SET PROBLEM →
Go through the data below and gather each line containing "footnote".
### SUPPLIED RECORDS
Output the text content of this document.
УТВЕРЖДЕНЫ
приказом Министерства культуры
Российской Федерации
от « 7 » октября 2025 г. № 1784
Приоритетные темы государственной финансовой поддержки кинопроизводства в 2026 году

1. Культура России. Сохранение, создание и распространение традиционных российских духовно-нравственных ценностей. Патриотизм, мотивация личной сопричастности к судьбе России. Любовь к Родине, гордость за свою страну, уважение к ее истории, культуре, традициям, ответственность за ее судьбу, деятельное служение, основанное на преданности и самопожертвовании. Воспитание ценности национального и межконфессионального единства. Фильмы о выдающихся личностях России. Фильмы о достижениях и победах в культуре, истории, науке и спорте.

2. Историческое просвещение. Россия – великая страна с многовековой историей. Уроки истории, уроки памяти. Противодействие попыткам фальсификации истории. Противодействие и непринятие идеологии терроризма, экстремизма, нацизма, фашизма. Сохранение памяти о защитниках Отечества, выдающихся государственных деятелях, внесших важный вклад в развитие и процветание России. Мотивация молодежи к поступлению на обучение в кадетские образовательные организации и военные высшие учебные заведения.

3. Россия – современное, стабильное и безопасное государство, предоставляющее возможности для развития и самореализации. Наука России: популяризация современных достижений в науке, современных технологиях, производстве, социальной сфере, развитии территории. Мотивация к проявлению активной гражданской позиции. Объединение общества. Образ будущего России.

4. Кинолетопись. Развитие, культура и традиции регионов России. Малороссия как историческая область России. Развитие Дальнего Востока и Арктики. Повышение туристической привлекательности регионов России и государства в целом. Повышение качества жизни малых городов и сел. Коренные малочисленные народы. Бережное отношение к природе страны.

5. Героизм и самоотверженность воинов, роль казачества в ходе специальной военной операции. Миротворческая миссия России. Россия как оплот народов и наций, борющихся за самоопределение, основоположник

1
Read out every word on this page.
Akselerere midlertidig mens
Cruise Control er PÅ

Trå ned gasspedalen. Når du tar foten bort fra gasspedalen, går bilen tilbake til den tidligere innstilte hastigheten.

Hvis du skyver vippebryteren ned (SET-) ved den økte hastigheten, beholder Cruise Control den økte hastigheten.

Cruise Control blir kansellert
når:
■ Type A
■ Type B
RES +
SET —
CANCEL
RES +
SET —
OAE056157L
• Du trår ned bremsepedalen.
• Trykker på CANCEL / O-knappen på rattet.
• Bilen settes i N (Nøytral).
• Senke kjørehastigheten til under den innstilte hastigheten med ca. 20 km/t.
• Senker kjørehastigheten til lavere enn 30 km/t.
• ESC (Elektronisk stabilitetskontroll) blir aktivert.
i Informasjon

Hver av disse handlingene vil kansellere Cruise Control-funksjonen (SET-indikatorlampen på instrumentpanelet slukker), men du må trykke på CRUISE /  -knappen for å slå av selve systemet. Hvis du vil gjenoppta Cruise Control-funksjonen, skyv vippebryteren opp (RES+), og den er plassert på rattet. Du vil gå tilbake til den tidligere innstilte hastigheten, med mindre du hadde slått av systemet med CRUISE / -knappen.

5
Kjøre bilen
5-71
######
### SUPPLIED RECORDS
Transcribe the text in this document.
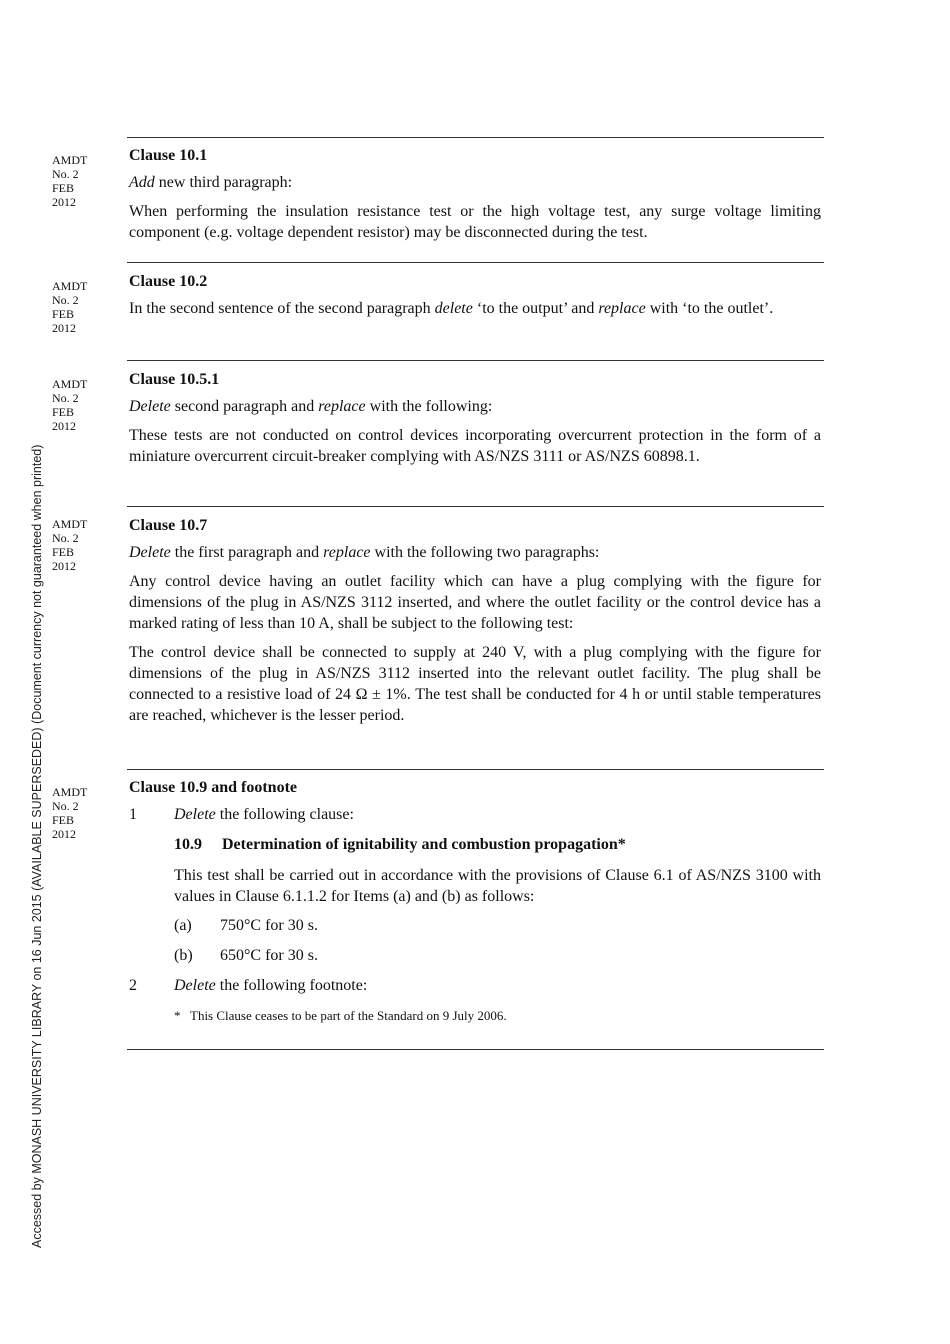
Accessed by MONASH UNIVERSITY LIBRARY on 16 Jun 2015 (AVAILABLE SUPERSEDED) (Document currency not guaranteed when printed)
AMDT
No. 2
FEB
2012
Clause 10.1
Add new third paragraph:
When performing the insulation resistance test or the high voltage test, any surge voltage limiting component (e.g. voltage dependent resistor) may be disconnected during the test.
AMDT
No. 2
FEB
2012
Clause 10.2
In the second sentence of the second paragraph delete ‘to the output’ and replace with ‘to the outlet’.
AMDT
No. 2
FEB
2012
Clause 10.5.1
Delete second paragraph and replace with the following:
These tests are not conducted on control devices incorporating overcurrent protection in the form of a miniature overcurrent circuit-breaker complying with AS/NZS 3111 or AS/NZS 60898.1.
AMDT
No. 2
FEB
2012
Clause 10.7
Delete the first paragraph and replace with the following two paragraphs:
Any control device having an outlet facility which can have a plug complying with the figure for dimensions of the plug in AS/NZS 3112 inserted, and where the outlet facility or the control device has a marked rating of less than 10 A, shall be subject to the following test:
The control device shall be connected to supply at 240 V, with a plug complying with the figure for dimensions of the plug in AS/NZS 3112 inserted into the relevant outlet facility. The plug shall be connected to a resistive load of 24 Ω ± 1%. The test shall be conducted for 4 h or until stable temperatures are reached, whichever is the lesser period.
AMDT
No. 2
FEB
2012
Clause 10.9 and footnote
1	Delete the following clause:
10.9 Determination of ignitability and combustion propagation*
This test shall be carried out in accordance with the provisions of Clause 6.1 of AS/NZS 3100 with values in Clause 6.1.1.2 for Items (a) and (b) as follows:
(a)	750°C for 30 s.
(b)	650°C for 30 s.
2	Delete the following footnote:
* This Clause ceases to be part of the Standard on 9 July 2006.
######
ANSWER FOR THIS EXERCISE →
Clause 10.9 and footnote
2	Delete the following footnote:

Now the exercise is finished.